What you have to do:
Below are the records. Count the lines containing the string "Hematopoietic", and reply with the number alone.
——
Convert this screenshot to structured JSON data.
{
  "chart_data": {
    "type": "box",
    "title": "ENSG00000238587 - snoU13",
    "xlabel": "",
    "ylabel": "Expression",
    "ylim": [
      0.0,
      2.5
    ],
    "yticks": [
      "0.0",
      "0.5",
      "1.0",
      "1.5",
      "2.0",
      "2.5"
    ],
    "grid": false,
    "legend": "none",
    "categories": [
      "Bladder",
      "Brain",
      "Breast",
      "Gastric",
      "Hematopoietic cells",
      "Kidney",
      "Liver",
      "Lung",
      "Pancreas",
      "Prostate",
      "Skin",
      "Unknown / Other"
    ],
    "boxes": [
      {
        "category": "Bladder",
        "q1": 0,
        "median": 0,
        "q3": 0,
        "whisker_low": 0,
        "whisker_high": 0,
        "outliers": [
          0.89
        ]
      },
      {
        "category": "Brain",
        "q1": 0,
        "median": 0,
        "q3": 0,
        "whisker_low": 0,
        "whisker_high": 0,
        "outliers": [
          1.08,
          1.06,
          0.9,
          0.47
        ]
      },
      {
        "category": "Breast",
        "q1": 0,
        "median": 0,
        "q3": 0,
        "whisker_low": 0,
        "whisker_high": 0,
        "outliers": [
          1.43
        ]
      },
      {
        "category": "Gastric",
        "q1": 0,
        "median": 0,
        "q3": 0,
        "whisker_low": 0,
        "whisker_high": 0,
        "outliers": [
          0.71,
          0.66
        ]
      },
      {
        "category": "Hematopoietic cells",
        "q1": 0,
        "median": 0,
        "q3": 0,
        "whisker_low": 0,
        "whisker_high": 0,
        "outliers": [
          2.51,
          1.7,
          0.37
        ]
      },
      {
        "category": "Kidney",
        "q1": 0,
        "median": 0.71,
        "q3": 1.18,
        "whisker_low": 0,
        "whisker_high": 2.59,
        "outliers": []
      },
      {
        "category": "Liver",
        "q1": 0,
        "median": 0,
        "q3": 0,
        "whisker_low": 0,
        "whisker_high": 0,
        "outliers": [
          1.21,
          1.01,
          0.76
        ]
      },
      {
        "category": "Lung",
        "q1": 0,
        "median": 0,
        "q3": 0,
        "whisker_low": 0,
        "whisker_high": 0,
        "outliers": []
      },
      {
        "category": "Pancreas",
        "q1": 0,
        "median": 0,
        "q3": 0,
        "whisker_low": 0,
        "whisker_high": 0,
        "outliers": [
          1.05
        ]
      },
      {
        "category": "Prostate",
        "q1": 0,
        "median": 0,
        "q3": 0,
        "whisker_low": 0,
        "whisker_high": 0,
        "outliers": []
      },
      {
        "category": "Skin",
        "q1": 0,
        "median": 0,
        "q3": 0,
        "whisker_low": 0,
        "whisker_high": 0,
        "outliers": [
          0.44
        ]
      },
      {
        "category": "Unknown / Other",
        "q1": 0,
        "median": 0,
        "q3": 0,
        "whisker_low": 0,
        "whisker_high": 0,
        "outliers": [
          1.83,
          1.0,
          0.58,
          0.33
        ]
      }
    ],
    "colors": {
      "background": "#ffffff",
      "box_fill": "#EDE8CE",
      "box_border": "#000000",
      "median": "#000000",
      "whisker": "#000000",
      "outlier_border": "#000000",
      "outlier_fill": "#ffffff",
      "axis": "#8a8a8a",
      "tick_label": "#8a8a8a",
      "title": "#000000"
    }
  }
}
——
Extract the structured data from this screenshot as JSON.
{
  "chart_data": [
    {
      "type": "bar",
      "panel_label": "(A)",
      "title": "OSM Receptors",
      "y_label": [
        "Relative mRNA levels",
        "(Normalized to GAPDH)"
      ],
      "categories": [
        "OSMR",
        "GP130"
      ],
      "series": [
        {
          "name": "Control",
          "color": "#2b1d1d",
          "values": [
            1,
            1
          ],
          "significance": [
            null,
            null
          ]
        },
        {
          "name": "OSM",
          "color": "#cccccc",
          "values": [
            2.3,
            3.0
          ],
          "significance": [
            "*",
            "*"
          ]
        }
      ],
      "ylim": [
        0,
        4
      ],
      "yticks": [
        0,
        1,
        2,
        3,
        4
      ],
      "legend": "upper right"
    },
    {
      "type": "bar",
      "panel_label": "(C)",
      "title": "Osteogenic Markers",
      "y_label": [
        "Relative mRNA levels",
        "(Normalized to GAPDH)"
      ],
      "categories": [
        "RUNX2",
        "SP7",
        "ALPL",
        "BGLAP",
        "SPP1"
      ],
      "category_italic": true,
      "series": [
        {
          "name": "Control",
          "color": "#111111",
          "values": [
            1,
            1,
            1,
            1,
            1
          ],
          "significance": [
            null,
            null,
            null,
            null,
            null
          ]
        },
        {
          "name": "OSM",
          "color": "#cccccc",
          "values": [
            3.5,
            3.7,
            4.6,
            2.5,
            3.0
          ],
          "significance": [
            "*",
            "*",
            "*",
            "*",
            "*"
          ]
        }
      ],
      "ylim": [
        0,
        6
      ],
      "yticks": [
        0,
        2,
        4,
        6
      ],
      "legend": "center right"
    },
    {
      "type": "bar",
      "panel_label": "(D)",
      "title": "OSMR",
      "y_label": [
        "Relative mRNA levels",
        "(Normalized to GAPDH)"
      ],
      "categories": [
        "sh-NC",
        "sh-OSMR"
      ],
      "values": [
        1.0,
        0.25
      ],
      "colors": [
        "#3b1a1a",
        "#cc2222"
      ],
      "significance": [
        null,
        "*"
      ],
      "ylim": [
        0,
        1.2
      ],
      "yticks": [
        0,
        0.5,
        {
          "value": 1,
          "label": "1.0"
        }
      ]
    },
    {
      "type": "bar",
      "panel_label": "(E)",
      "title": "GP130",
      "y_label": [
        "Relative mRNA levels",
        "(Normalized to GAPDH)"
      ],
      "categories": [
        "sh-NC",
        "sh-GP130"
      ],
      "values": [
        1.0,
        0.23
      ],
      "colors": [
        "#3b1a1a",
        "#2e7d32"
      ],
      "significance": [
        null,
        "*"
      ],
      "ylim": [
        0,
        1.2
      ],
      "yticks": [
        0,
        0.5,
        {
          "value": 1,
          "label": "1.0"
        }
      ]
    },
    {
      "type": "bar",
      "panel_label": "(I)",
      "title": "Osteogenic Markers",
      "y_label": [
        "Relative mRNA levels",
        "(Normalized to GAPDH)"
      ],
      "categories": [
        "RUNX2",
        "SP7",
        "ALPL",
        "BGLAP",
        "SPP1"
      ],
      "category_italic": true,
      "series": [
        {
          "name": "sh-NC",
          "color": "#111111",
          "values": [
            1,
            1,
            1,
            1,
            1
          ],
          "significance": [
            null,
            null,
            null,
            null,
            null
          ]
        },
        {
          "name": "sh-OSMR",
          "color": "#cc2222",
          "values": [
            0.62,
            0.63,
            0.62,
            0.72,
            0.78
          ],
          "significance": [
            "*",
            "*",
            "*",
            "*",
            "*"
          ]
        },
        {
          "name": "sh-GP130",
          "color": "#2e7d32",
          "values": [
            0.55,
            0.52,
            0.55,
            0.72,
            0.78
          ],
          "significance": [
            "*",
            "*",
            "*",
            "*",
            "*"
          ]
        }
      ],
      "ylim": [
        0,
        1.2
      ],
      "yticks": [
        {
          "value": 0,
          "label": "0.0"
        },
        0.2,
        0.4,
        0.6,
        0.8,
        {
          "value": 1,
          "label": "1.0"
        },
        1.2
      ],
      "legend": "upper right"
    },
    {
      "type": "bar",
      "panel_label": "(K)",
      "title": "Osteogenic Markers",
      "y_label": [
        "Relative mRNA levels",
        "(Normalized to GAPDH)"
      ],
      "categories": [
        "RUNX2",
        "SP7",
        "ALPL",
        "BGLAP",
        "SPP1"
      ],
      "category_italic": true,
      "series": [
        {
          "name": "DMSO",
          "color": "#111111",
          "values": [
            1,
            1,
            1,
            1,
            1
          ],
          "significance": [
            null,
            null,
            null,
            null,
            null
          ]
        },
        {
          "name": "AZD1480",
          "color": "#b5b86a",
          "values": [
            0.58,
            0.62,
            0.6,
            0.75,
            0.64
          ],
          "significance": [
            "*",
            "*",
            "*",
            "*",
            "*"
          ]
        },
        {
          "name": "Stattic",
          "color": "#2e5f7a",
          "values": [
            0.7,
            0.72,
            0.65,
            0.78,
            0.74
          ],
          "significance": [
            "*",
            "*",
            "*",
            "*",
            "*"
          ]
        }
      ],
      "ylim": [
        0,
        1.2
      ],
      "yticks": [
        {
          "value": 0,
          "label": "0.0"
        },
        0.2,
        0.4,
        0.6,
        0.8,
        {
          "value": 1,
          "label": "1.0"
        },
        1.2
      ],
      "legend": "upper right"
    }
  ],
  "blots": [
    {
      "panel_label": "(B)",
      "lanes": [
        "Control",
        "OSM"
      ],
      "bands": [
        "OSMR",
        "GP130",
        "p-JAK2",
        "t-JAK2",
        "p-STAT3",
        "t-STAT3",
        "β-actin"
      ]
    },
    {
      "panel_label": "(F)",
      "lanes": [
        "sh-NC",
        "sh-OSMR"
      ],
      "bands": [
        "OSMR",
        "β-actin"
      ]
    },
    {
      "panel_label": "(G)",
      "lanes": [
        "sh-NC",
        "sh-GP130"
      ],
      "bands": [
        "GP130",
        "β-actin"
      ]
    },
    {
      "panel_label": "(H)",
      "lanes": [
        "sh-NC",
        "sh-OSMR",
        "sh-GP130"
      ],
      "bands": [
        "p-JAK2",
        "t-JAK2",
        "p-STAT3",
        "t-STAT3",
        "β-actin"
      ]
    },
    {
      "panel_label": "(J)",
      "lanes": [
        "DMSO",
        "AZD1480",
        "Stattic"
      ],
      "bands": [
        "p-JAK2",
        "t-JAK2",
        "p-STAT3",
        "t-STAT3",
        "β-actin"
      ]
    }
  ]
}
——
Written answer:
2